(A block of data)
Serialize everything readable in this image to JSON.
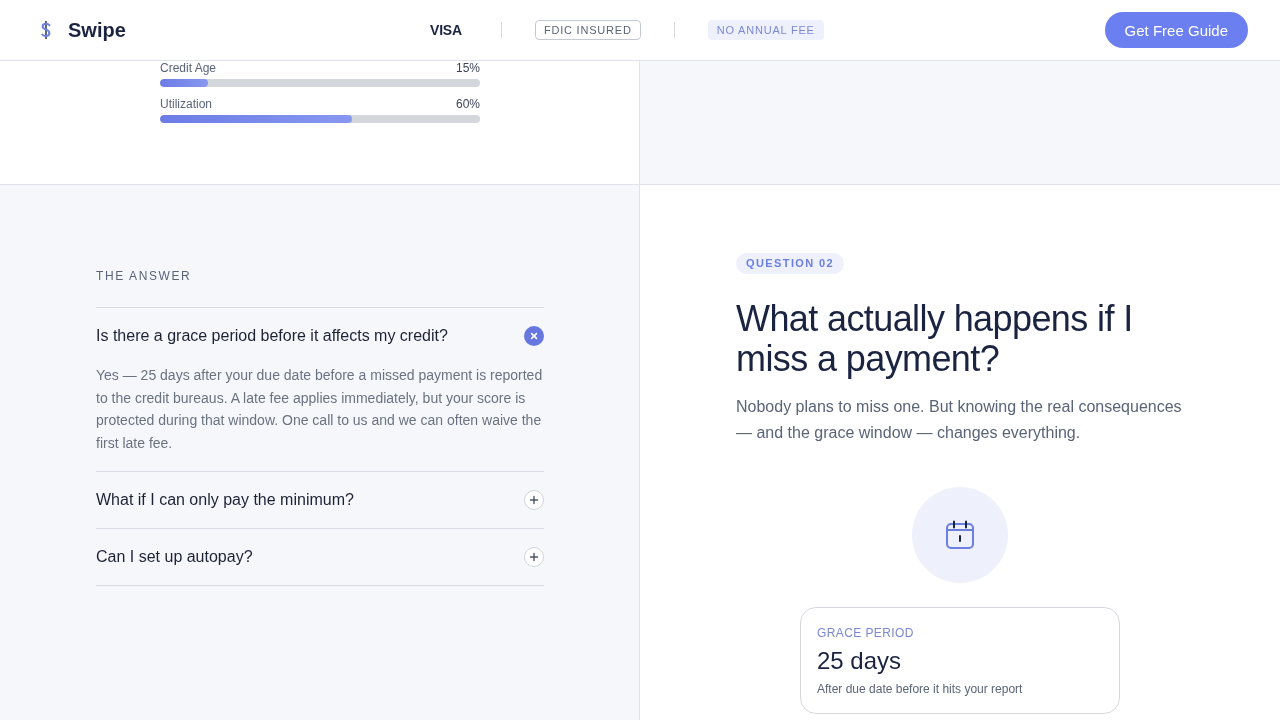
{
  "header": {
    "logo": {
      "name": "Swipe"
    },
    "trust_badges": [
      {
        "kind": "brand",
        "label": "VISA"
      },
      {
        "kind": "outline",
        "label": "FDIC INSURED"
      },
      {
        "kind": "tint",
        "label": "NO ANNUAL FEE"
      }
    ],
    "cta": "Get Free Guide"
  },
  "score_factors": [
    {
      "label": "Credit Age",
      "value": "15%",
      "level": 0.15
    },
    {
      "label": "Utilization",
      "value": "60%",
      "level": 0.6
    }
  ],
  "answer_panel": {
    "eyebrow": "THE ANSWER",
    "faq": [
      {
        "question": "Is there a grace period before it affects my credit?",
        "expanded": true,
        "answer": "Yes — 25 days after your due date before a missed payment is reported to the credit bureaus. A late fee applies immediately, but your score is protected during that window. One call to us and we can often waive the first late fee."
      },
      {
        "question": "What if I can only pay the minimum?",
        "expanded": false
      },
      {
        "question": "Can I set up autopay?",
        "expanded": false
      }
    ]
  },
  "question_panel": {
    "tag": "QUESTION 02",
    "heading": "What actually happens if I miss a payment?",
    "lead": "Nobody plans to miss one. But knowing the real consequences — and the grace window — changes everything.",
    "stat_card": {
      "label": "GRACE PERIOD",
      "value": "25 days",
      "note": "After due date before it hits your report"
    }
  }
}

GIVEN PROBLEM: Strip out the images, then output the records above word for word.

RESPONSE TO THE TASK:
Serialize everything readable in this image to JSON.
{
  "header": {
    "logo": {
      "name": "Swipe"
    },
    "trust_badges": [
      {
        "kind": "brand",
        "label": "VISA"
      },
      {
        "kind": "outline",
        "label": "FDIC INSURED"
      },
      {
        "kind": "tint",
        "label": "NO ANNUAL FEE"
      }
    ],
    "cta": "Get Free Guide"
  },
  "score_factors": [
    {
      "label": "Credit Age",
      "value": "15%",
      "level": 0.15
    },
    {
      "label": "Utilization",
      "value": "60%",
      "level": 0.6
    }
  ],
  "answer_panel": {
    "eyebrow": "THE ANSWER",
    "faq": [
      {
        "question": "Is there a grace period before it affects my credit?",
        "expanded": true,
        "answer": "Yes — 25 days after your due date before a missed payment is reported to the credit bureaus. A late fee applies immediately, but your score is protected during that window. One call to us and we can often waive the first late fee."
      },
      {
        "question": "What if I can only pay the minimum?",
        "expanded": false
      },
      {
        "question": "Can I set up autopay?",
        "expanded": false
      }
    ]
  },
  "question_panel": {
    "tag": "QUESTION 02",
    "heading": "What actually happens if I miss a payment?",
    "lead": "Nobody plans to miss one. But knowing the real consequences — and the grace window — changes everything.",
    "stat_card": {
      "label": "GRACE PERIOD",
      "value": "25 days",
      "note": "After due date before it hits your report"
    }
  }
}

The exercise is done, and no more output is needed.